**WHAT IS BEING ASKED:**
Repeat the whole listing below, word for word.

Start of GIVEN ENTRIES

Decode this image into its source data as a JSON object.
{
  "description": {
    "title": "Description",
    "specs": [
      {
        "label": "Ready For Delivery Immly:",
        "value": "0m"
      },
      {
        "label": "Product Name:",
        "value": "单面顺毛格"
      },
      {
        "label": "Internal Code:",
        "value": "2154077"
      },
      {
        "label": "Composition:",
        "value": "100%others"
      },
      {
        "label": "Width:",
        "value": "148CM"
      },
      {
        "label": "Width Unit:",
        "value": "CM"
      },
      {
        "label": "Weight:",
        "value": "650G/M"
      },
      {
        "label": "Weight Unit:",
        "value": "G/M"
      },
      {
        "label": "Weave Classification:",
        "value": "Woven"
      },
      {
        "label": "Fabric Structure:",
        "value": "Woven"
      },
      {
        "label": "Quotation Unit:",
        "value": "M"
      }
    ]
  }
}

End of GIVEN ENTRIES

**EXPECTED ANSWER:**
Decode this image into its source data as a JSON object.
{
  "description": {
    "title": "Description",
    "specs": [
      {
        "label": "Ready For Delivery Immly:",
        "value": "0m"
      },
      {
        "label": "Product Name:",
        "value": "单面顺毛格"
      },
      {
        "label": "Internal Code:",
        "value": "2154077"
      },
      {
        "label": "Composition:",
        "value": "100%others"
      },
      {
        "label": "Width:",
        "value": "148CM"
      },
      {
        "label": "Width Unit:",
        "value": "CM"
      },
      {
        "label": "Weight:",
        "value": "650G/M"
      },
      {
        "label": "Weight Unit:",
        "value": "G/M"
      },
      {
        "label": "Weave Classification:",
        "value": "Woven"
      },
      {
        "label": "Fabric Structure:",
        "value": "Woven"
      },
      {
        "label": "Quotation Unit:",
        "value": "M"
      }
    ]
  }
}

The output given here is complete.